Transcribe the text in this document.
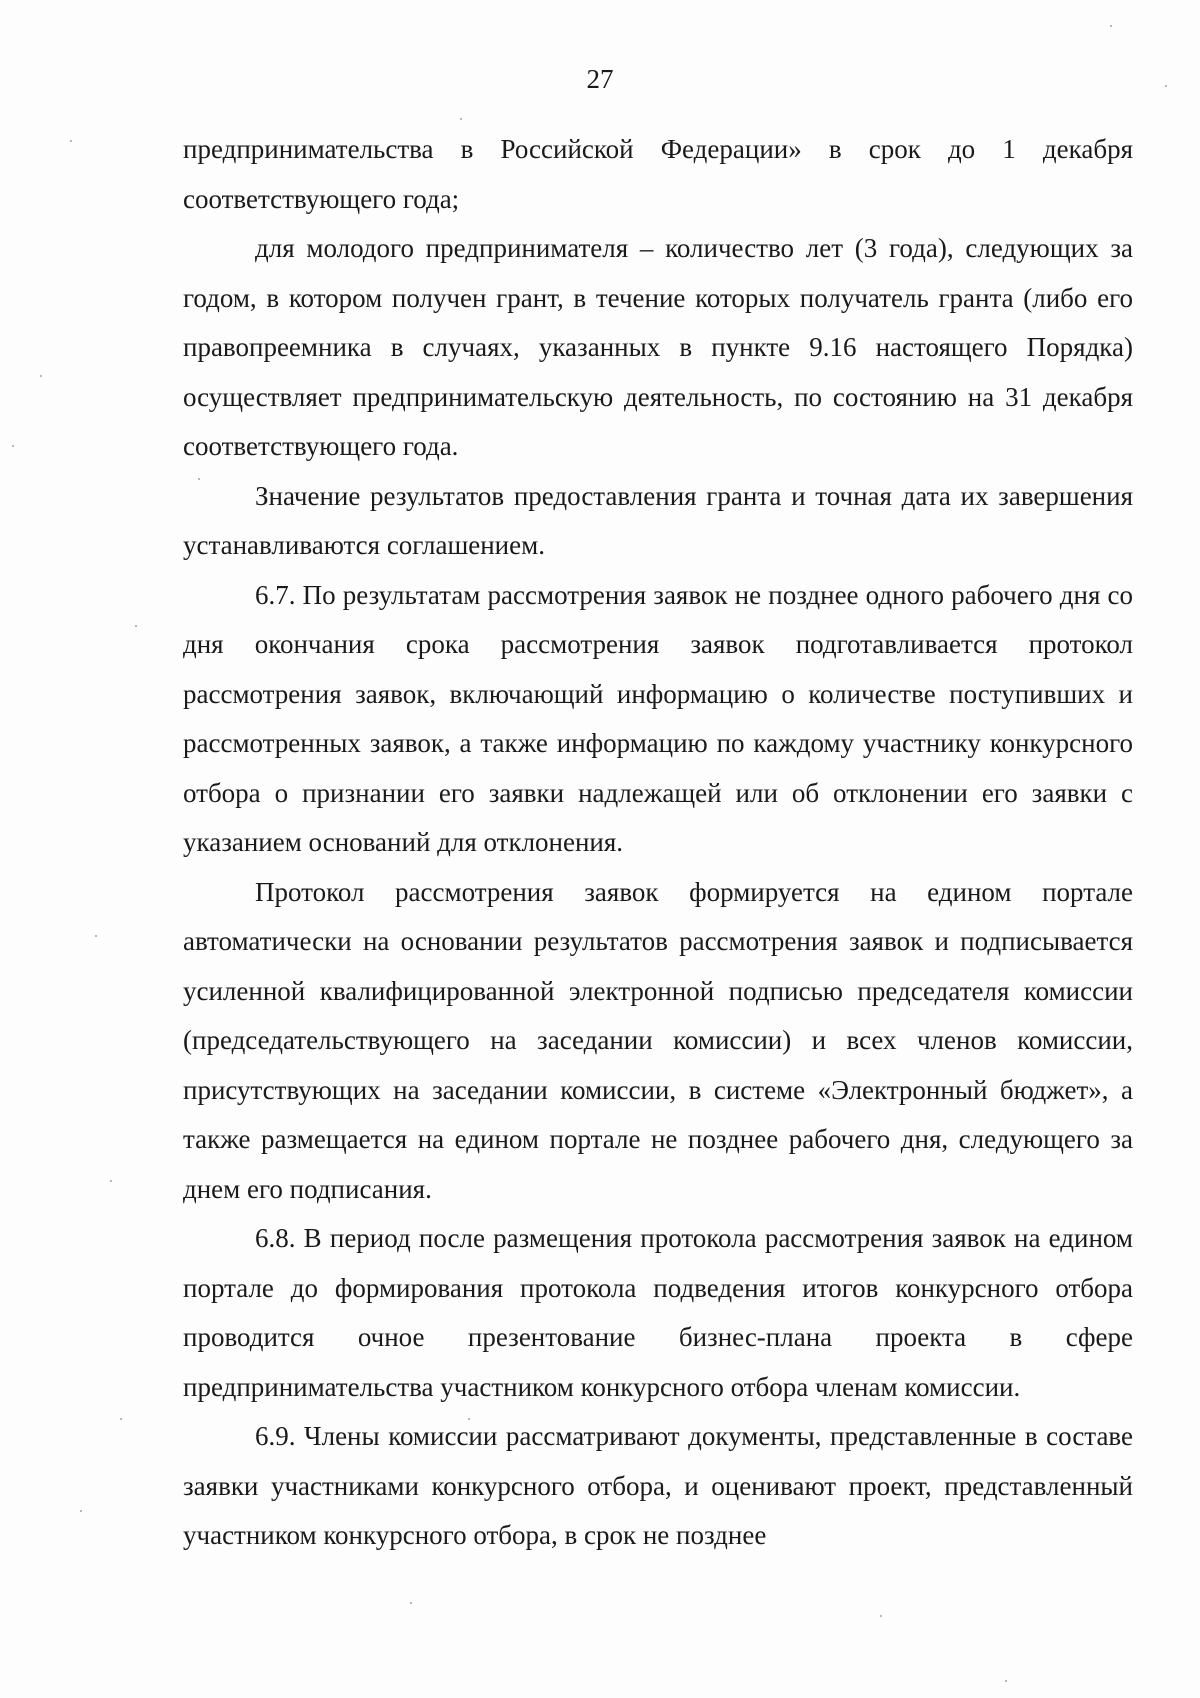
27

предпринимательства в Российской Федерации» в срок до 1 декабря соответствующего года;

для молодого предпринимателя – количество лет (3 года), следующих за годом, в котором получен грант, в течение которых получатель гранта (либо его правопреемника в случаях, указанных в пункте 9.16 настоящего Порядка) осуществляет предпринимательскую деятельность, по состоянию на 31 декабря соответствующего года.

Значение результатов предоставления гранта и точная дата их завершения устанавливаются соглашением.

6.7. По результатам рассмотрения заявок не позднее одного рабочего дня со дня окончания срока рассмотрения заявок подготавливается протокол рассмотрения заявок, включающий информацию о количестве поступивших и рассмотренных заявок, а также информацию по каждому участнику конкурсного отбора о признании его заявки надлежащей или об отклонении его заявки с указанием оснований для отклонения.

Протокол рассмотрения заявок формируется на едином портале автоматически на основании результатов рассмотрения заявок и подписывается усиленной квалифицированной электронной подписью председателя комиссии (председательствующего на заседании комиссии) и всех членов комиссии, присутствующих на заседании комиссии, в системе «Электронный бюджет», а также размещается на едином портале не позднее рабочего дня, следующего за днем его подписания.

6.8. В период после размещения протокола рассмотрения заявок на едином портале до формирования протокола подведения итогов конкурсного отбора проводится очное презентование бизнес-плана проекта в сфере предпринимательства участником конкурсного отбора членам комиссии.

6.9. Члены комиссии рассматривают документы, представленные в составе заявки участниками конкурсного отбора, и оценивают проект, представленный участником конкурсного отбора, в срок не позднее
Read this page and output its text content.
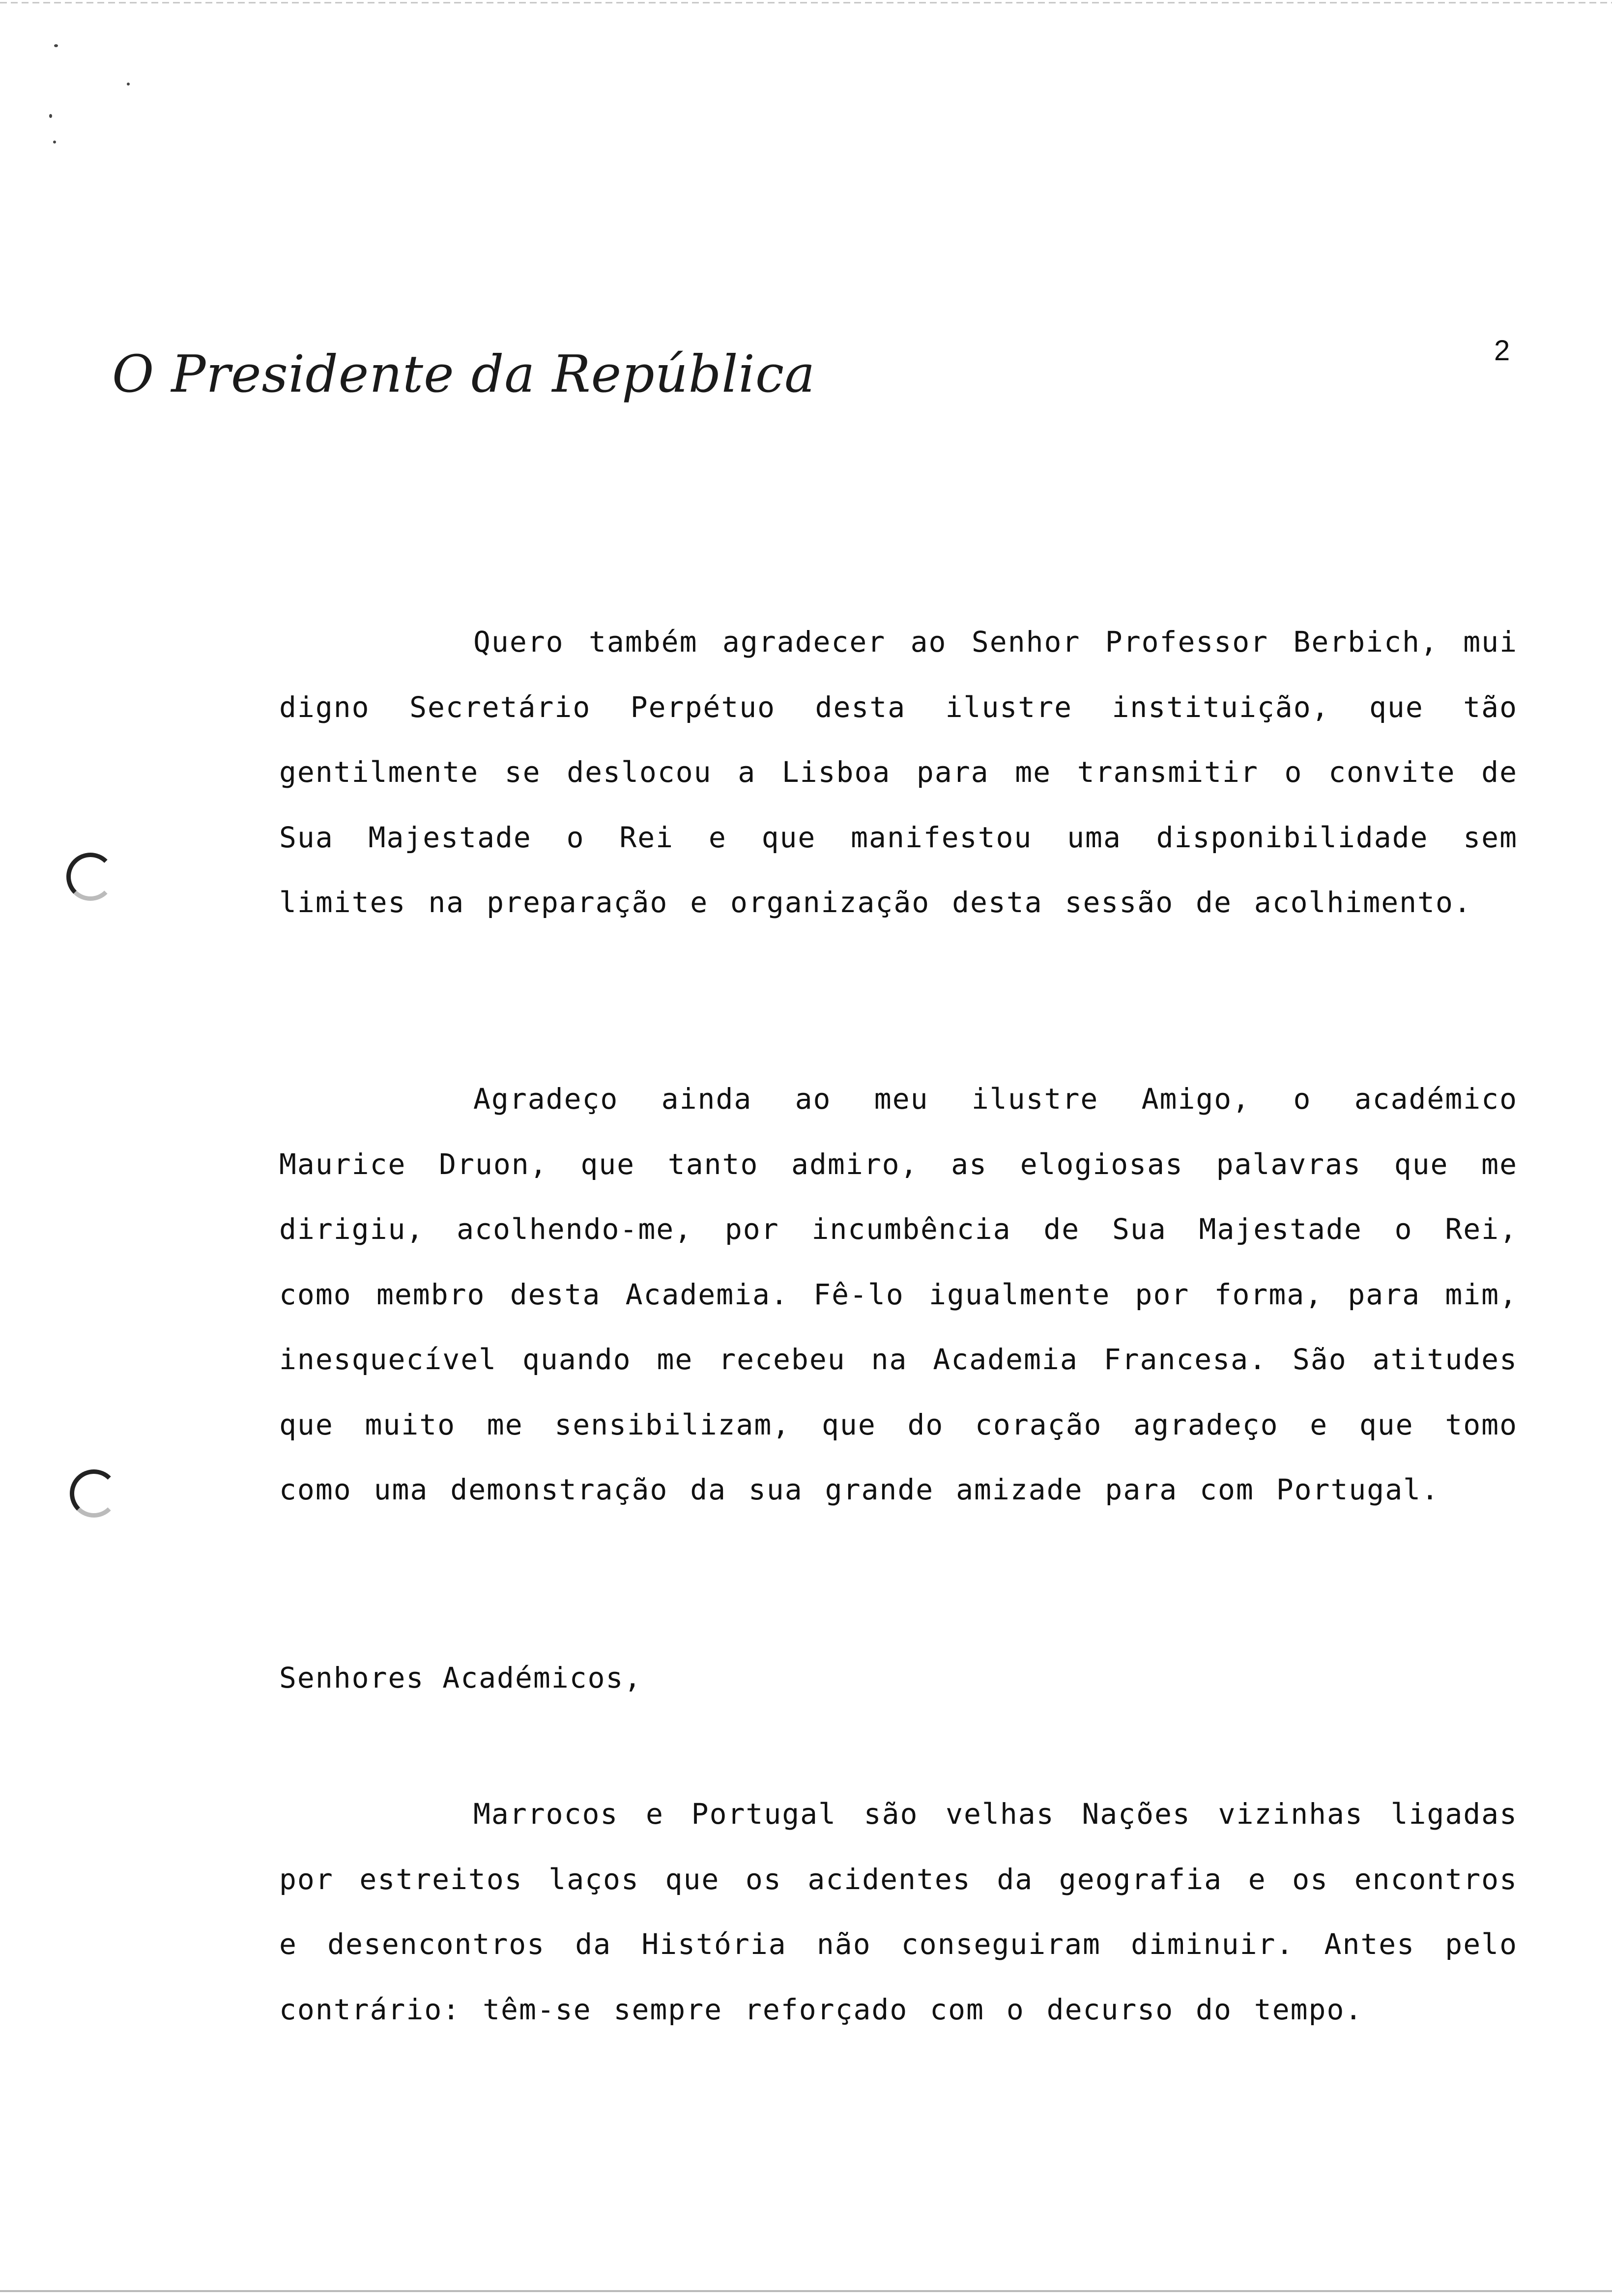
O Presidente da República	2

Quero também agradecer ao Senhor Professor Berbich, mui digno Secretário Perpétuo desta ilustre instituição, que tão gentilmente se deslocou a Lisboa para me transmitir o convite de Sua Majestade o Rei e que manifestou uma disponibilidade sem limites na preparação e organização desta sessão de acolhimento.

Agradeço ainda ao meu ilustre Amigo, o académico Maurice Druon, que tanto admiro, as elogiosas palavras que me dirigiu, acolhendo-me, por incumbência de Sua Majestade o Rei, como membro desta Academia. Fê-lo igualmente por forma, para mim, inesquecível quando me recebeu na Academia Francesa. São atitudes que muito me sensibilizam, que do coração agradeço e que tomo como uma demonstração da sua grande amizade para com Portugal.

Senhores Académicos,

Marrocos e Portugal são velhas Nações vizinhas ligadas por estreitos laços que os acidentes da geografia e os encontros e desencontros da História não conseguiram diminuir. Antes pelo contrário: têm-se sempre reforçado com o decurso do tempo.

━━━━━━━━━━

Locate the string "text" in the listing above and copy every line where it occurs.

Transcribe the text in this document.
Read this page and output its text content.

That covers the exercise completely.